Stated problem:
From the excerpt on the thermal image tracking system, list every job that the programmable logic block (PL) is responsible for.

[start Page excerpt]

The PICO640-GEN2 sensor was connected to the PC via USB 3.0, while it was connected
to the MPSoC via a native video interface. The video stream received from the sensor
was converted to the interface type in the Video Input block to be compatible with
the input of VDMA (Video Direct Memory Access). The thermal imaging data were recorded
in the DDR memory. This helps reduce the CPU work and improves the run-time computing
of the image processing. Fig. 2 presents the structure of the processing system.
The implementation of the thermal image object tracking system on MPSoC in Fig. 2 consisted of two main parts: the first was built on a programmable logic block (PL)
that is responsible for collecting thermal image data from the sensor, preprocessing,
saving the image to DRAM, executing the tracking algorithm, and displaying the data.
The second part was the microprocessor block that maintains the operation of the PL
side function blocks, exchanges computational parameters, and controls the storage
of data in memory. Information exchange between PS and PL was done using the AXI bus
(Advanced eXtensible Interface). The AXI4 Lite bus was used to configure, control,
and exchange individual information from the CPU to the IP cores in the PL block.
The AXI Stream bus was used to write and read image sequences between the DDRAM and
function blocks.
Fig. 2. Structure of the new object tracking system implemented in MPSoC.
Data from the thermal sensor were collected using the Video Receiver block, which
was built on the VHDL language and the IP cores of Xilinx. First, the video was converted
to the AXI4 Stream format, and the data was written into DDRAM by the VDMA block.

[end Page excerpt]
[start Entries provided]

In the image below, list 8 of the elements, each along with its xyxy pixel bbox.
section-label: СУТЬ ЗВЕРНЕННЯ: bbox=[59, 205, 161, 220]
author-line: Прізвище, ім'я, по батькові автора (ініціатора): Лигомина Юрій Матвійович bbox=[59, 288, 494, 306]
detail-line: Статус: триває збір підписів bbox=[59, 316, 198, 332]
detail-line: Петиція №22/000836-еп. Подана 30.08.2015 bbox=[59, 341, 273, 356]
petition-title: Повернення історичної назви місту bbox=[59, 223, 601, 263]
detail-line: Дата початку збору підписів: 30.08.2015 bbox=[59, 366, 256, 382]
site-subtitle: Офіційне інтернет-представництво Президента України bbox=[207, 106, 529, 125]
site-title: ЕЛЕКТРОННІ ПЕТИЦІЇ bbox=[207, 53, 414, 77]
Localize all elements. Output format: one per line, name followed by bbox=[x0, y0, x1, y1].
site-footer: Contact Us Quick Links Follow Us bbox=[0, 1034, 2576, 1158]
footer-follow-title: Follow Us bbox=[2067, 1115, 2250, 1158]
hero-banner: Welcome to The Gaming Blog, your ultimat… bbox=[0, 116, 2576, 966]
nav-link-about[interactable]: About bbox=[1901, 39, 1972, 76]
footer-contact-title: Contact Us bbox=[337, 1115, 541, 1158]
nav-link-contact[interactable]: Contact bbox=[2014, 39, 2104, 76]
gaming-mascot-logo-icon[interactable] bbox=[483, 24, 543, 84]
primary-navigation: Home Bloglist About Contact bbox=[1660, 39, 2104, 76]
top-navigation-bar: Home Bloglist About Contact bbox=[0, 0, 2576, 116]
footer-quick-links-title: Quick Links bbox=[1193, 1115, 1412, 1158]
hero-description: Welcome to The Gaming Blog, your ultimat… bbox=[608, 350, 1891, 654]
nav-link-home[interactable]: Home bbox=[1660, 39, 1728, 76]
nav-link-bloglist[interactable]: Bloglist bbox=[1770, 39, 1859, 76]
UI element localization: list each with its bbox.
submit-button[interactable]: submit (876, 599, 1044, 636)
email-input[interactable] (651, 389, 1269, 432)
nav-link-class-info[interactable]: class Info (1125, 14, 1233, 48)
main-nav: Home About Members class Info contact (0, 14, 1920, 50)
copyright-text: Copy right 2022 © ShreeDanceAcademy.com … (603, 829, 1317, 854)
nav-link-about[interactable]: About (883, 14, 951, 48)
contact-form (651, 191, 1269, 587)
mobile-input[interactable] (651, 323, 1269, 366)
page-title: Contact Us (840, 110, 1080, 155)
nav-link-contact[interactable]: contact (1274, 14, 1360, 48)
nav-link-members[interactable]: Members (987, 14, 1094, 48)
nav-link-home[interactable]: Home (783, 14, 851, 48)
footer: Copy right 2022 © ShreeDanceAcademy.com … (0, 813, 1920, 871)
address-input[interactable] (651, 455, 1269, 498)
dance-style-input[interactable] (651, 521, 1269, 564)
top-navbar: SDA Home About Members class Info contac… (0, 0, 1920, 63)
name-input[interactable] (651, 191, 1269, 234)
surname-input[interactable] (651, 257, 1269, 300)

[end Entries provided]

Written response:
- Collecting thermal image data from the sensor
- Preprocessing
- Saving the image to DRAM
- Executing the tracking algorithm
- Displaying the data